** TASK PROMPT **
From the register allocation text, copy the passage between "To the best" and "native code generation.", inclusive.
══ READING TEXT
Fig. 4: Model parameters, variables, and constraints.

#### 4.1 Local Register Allocation

The variables in the constraint model are described in Fig. 4. A valid assignment of the register  $(r_t)$  and operation  $(o_i)$  variables constitutes a solution to the register allocation problem. When solving this problem in isolation, the issue cycle  $(c_i)$  and live range  $(ls_t, le_t)$  variables (1) are pre-assigned and can be seen as program parameters. They act as variables when the model is extended with instruction scheduling as described in Sect. 5.

Natural instructions and delimiters define the meaning of a program and must be active (2). Unlike natural instructions and delimiters, a copy i might be implemented by different operations or be inactive. To support the latter case, the domain of its variable  $o_i$  is extended with a virtual operation null (3). Delimiters are implemented by virtual in and out operations. A solution to the register allocation problem implies deciding whether a copy i is active  $(a_i)$  and which operation implements it  $(o_i)$ .

A processor typically contains one or more register banks which can be directly accessed by instructions. Traditional register allocation treats memory and different register banks as separate entities, which leads to specialized methods for different aspects of register allocation such as spilling and dealing with multiple register banks. We consider a unified register array that fully integrates these aspects. A unified register array is a sequence of register spaces. A space is a sequence of related registers. Spaces capture different processor register banks as well as memory registers (representing memory locations on the runtime stack). A memory space contains a practically infinite sequence of memory registers (m1, m2, ...). Fig. 5a shows the unified register array for MIPS32.

To the best of our knowledge, this paper presents the first application of a unified register array to integrate different aspects of register allocation in the context of native code generation.

Local register allocations can be projected onto a rectangular area. The horizontal dimension represents the registers in the unified register array, whereas the vertical dimension represents time in clock-cycles (see Fig. 5a). In this projection, each temporary t is represented as a rectangle with width(t) = 1. The top and bottom coordinates of the rectangle reflect the issue cycle of its definer and the last issue cycle of its users. The horizontal coordinate represents the register to which the temporary is assigned (see Fig. 5b).



Fig. 5: Geometric interpretation of local register allocation.

In this representation, two temporaries interfere when their rectangles overlap vertically. The non-overlapping rectangles constraint disjoint [27] enforces interfering temporaries to be assigned to different registers (4). Fig. 6a shows a register allocation for a given instruction schedule of block  $b_1$  from Fig. 2. In this schedule, all temporaries interfere with each other and must be assigned to different processor registers.

Due to architectural constraints, operations can only access their operands in certain spaces. The operation that implements an instruction determines the space to which its temporaries are allocated (5).
════
══ SUPPLIED DATA
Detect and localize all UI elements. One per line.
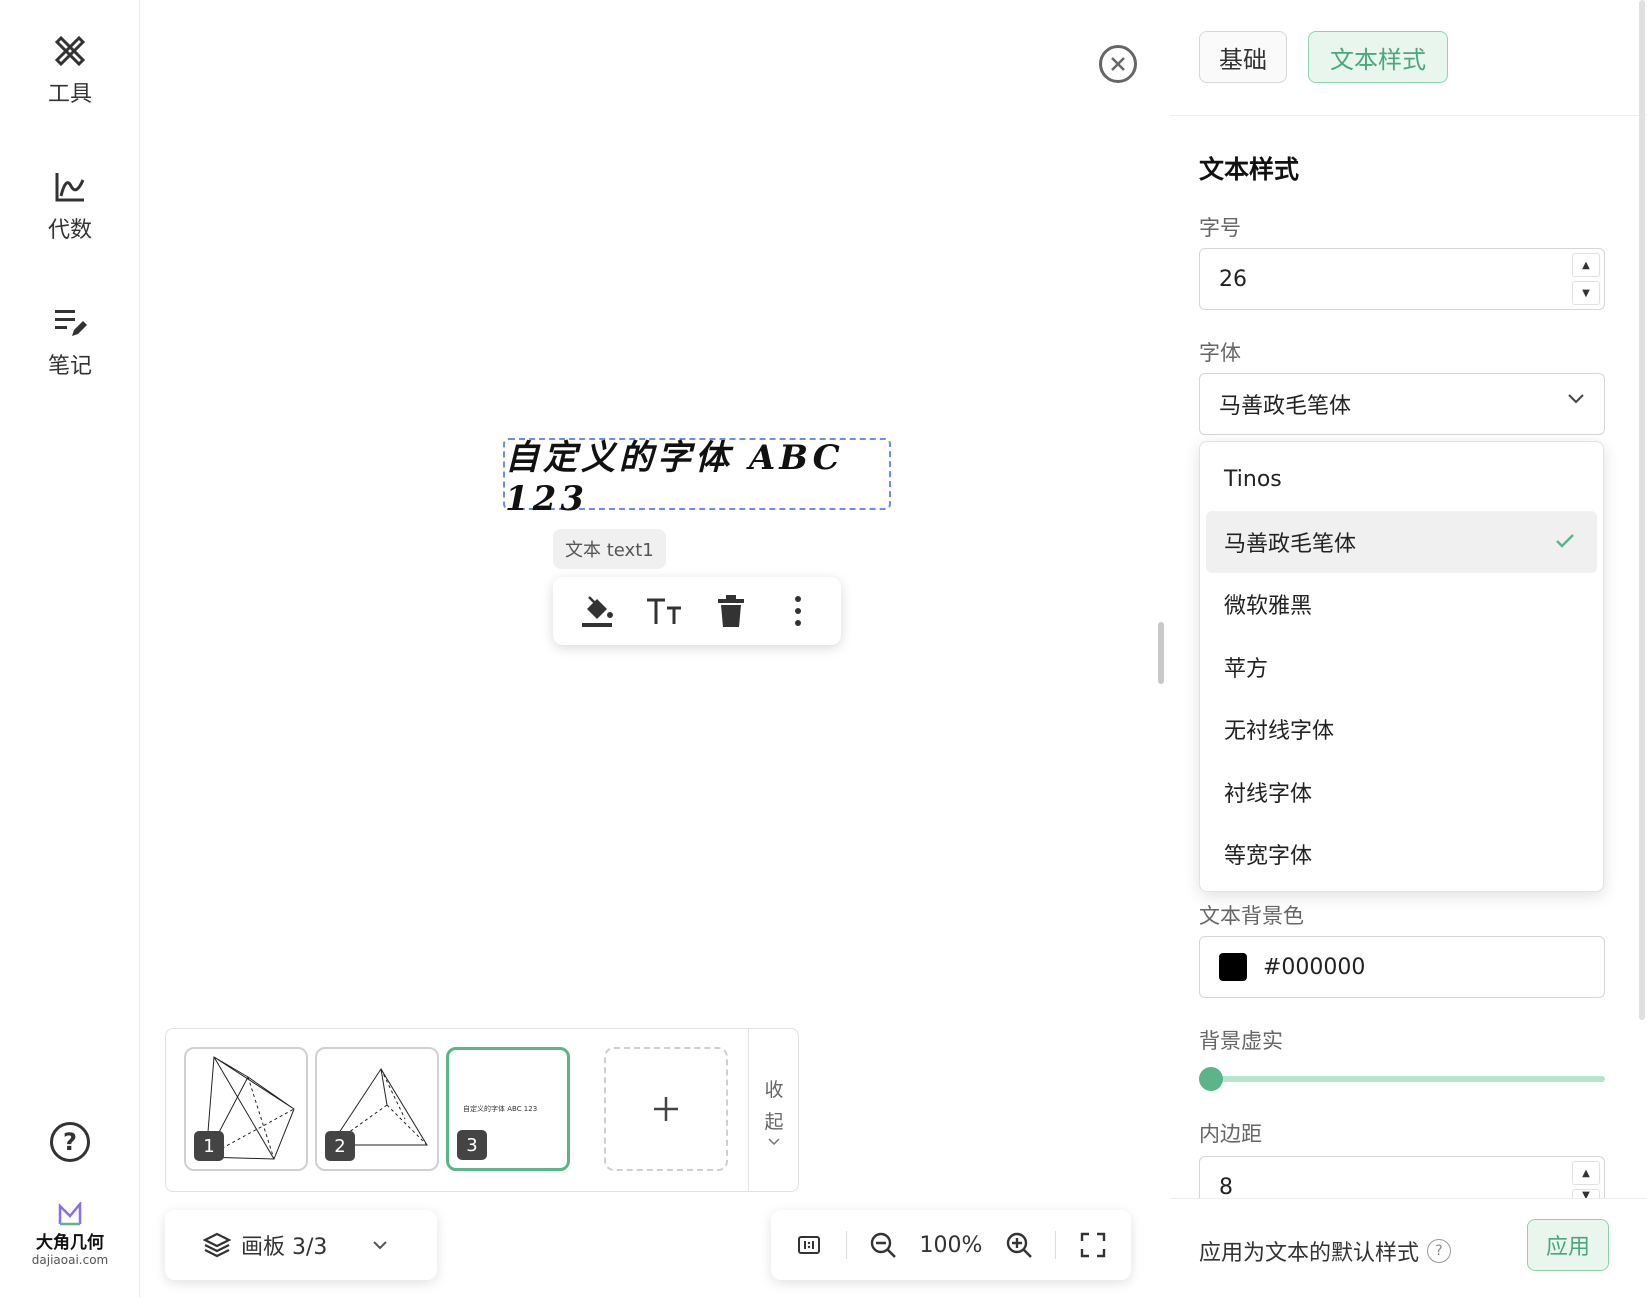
- apply-button[interactable]: 应用: [1527, 1219, 1609, 1271]
- font-option[interactable]: 苹方: [1206, 636, 1597, 699]
- more-button[interactable]: [776, 589, 820, 633]
- fullscreen-button[interactable]: [1073, 1225, 1113, 1265]
- panel-scrollbar[interactable]: [1639, 0, 1645, 1020]
- sidebar-item-label: 工具: [47, 82, 92, 107]
- padding-input[interactable]: 8 ▲ ▼: [1199, 1156, 1605, 1204]
- bg-opacity-label: 背景虚实: [1199, 1029, 1283, 1053]
- increment-button[interactable]: ▲: [1572, 253, 1600, 277]
- help-icon[interactable]: ?: [50, 1122, 90, 1162]
- color-swatch[interactable]: [1219, 953, 1247, 981]
- logo: 大角几何 dajiaoai.com: [0, 1202, 140, 1267]
- font-option[interactable]: 马善政毛笔体: [1206, 510, 1597, 573]
- boards-strip: 1 2 自定义的字体 ABC 123 3 收 起: [165, 1028, 799, 1192]
- sidebar-item-notes[interactable]: 笔记: [0, 306, 140, 380]
- left-sidebar: 工具 代数 笔记 ? 大角几何 dajiaoai.com: [0, 0, 140, 1298]
- zoom-bar: 100%: [771, 1210, 1131, 1280]
- default-style-label: 应用为文本的默认样式 ?: [1199, 1235, 1452, 1267]
- add-board-button[interactable]: [604, 1047, 728, 1171]
- board-selector[interactable]: 画板 3/3: [165, 1210, 437, 1280]
- chevron-down-icon: [1568, 394, 1584, 404]
- font-size-button[interactable]: [642, 589, 686, 633]
- tab-basic[interactable]: 基础: [1199, 31, 1287, 83]
- sidebar-item-algebra[interactable]: 代数: [0, 170, 140, 244]
- algebra-icon: [55, 173, 85, 202]
- panel-tabs: 基础 文本样式: [1170, 0, 1647, 116]
- section-title: 文本样式: [1199, 155, 1300, 184]
- collapse-boards-button[interactable]: 收 起: [748, 1029, 799, 1191]
- slider-handle[interactable]: [1199, 1067, 1223, 1091]
- panel-splitter[interactable]: [1158, 622, 1164, 684]
- zoom-in-icon: [1006, 1232, 1032, 1258]
- font-option[interactable]: Tinos: [1206, 448, 1597, 511]
- actual-size-icon: [798, 1236, 821, 1254]
- layers-icon: [203, 1232, 231, 1258]
- notes-icon: [55, 310, 87, 336]
- font-size-label: 字号: [1199, 216, 1241, 240]
- padding-stepper: ▲ ▼: [1572, 1161, 1600, 1201]
- properties-panel: 基础 文本样式 文本样式 字号 26 ▲ ▼ 字体 马善政毛笔体 Tinos 马…: [1170, 0, 1647, 1298]
- board-thumbnail-1[interactable]: 1: [184, 1047, 308, 1171]
- bg-color-input[interactable]: #000000: [1199, 936, 1605, 998]
- font-family-label: 字体: [1199, 341, 1241, 365]
- bg-color-label: 文本背景色: [1199, 904, 1304, 928]
- chevron-down-icon: [768, 1138, 780, 1146]
- sidebar-item-label: 代数: [47, 218, 92, 243]
- padding-label: 内边距: [1199, 1122, 1262, 1146]
- trash-icon: [717, 595, 744, 627]
- fullscreen-icon: [1080, 1232, 1105, 1258]
- object-toolbar: [553, 577, 841, 645]
- help-icon[interactable]: ?: [1427, 1239, 1452, 1263]
- font-family-dropdown: Tinos 马善政毛笔体 微软雅黑 苹方 无衬线字体 衬线字体 等宽字体: [1199, 441, 1604, 892]
- zoom-level: 100%: [919, 1232, 983, 1258]
- board-preview-text: 自定义的字体 ABC 123: [463, 1105, 538, 1113]
- bg-opacity-slider[interactable]: [1199, 1064, 1605, 1094]
- chevron-down-icon: [373, 1240, 388, 1249]
- tools-icon: [54, 35, 86, 67]
- zoom-out-button[interactable]: [863, 1225, 903, 1265]
- more-icon: [794, 596, 801, 626]
- font-size-icon: [646, 598, 681, 624]
- font-size-input[interactable]: 26 ▲ ▼: [1199, 248, 1605, 310]
- font-family-select[interactable]: 马善政毛笔体: [1199, 373, 1605, 435]
- increment-button[interactable]: ▲: [1572, 1161, 1600, 1185]
- board-thumbnail-2[interactable]: 2: [315, 1047, 439, 1171]
- object-tag: 文本 text1: [553, 529, 666, 569]
- fill-icon: [581, 596, 613, 627]
- logo-icon: [58, 1202, 82, 1226]
- zoom-in-button[interactable]: [999, 1225, 1039, 1265]
- sidebar-item-label: 笔记: [47, 354, 92, 379]
- font-option[interactable]: 微软雅黑: [1206, 573, 1597, 636]
- board-selector-label: 画板 3/3: [241, 1235, 328, 1260]
- fit-to-screen-button[interactable]: [789, 1225, 829, 1265]
- fill-color-button[interactable]: [575, 589, 619, 633]
- text-object[interactable]: 自定义的字体 ABC 123: [503, 438, 891, 519]
- zoom-out-icon: [870, 1232, 896, 1258]
- font-option[interactable]: 衬线字体: [1206, 761, 1597, 824]
- decrement-button[interactable]: ▼: [1572, 281, 1600, 305]
- check-icon: [1556, 533, 1574, 548]
- panel-footer: 应用为文本的默认样式 ? 应用: [1170, 1198, 1647, 1298]
- font-option[interactable]: 无衬线字体: [1206, 698, 1597, 761]
- text-object-content: 自定义的字体 ABC 123: [505, 437, 844, 519]
- font-size-stepper: ▲ ▼: [1572, 253, 1600, 305]
- close-icon[interactable]: [1099, 45, 1137, 83]
- font-option[interactable]: 等宽字体: [1206, 823, 1597, 886]
- tab-text-style[interactable]: 文本样式: [1308, 31, 1448, 83]
- delete-button[interactable]: [709, 589, 753, 633]
- board-thumbnail-3[interactable]: 自定义的字体 ABC 123 3: [446, 1047, 570, 1171]
- sidebar-item-tools[interactable]: 工具: [0, 34, 140, 108]
- plus-icon: [654, 1097, 678, 1121]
════
** SOLUTION TO THIS PROBLEM **
To the best of our knowledge, this paper presents the first application of a unified register array to integrate different aspects of register allocation in the context of native code generation.